Data entries:
────────────────────────────────────────

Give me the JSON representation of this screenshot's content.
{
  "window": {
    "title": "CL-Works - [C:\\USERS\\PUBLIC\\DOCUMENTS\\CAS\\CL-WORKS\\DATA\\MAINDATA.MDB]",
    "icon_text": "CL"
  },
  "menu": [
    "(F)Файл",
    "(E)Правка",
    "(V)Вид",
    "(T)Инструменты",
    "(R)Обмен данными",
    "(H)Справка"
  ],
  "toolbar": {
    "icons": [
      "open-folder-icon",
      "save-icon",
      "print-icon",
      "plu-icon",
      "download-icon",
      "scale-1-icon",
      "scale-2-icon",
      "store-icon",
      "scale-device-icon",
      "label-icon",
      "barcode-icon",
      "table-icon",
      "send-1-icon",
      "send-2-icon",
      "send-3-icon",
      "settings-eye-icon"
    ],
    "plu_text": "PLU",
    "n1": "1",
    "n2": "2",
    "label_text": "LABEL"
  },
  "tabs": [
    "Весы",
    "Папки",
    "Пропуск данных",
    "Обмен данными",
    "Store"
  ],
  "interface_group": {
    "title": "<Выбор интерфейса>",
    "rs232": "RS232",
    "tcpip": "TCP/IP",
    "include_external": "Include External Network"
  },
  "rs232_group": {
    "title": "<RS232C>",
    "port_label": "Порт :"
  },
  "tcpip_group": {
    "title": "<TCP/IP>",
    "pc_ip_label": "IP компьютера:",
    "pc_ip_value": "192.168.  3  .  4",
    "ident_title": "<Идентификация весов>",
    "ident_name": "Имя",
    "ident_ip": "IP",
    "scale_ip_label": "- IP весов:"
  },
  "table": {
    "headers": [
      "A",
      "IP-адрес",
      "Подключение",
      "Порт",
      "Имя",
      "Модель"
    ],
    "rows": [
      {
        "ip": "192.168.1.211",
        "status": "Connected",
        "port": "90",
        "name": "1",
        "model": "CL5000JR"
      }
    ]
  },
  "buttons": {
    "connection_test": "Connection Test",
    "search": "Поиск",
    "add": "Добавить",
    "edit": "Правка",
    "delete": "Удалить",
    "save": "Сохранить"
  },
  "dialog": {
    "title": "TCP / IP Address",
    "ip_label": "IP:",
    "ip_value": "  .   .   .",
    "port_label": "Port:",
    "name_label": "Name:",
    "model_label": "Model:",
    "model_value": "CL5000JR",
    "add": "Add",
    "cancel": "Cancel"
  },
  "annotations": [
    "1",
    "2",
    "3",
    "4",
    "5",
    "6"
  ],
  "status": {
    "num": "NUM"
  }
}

────────────────────────────────────────

| Task to carry out |
Filter the listing for the word "весов" and copy every line that holds it.

| Right answer |
    "ident_title": "<Идентификация весов>",
    "scale_ip_label": "- IP весов:"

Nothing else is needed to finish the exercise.